YOUR TASK
Write out each line from the data below that includes the word "Καλώς".

INPUT FOR THIS TASK
_ _ _ _ _

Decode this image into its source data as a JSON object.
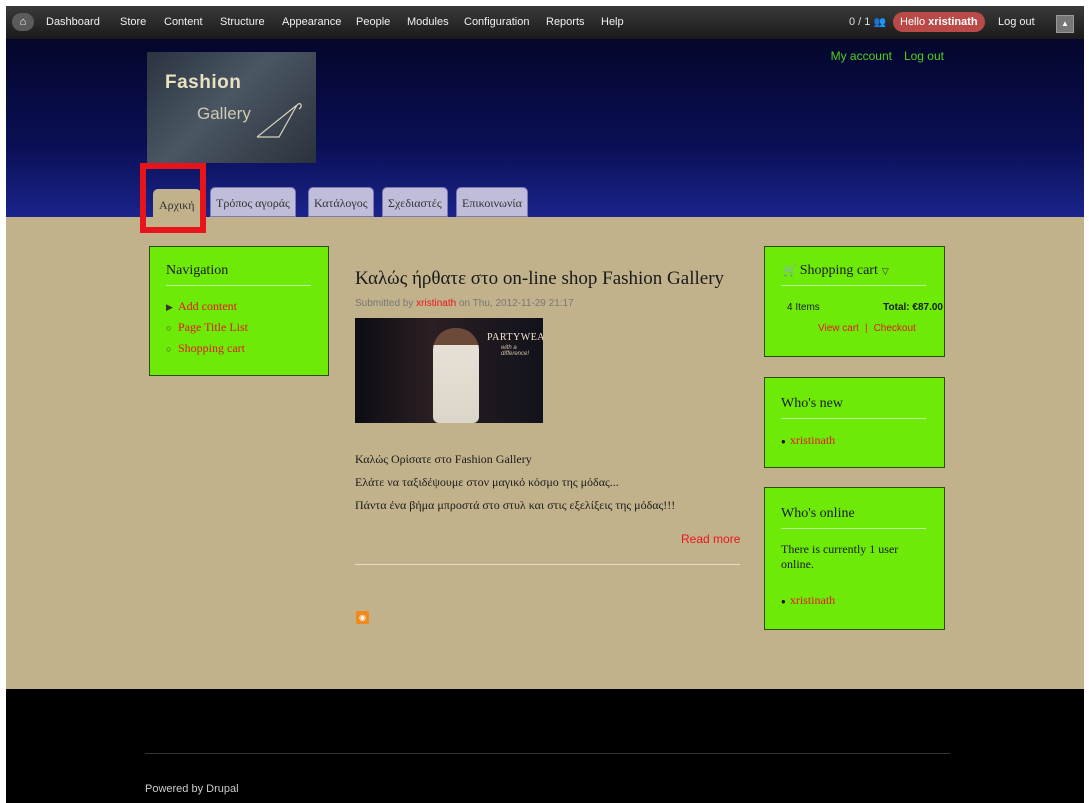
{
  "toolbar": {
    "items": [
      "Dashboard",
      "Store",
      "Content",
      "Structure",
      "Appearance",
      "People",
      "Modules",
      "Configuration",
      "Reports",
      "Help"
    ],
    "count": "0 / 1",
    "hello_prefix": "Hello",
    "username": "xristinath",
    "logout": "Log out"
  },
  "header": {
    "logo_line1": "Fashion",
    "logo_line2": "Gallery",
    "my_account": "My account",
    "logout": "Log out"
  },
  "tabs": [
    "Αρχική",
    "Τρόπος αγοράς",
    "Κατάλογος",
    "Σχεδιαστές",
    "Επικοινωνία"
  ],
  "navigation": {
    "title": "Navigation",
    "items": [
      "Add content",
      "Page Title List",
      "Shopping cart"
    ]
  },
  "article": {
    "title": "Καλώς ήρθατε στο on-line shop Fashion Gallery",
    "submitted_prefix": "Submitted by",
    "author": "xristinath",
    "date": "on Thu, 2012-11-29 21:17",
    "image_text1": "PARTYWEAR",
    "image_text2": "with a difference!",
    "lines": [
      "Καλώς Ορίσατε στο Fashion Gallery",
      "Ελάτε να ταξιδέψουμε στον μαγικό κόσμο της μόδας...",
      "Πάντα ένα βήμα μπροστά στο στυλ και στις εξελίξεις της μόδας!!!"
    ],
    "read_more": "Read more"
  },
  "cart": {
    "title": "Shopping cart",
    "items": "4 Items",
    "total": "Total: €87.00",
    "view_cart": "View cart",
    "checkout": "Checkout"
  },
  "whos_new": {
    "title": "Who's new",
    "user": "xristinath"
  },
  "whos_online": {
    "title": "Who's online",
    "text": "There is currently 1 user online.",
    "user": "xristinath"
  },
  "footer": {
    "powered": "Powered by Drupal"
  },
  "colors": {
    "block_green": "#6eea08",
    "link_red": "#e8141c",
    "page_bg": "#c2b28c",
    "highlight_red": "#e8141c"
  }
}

_ _ _ _ _

TASK OUTPUT
    "title": "Καλώς ήρθατε στο on-line shop Fashion Gallery",
      "Καλώς Ορίσατε στο Fashion Gallery",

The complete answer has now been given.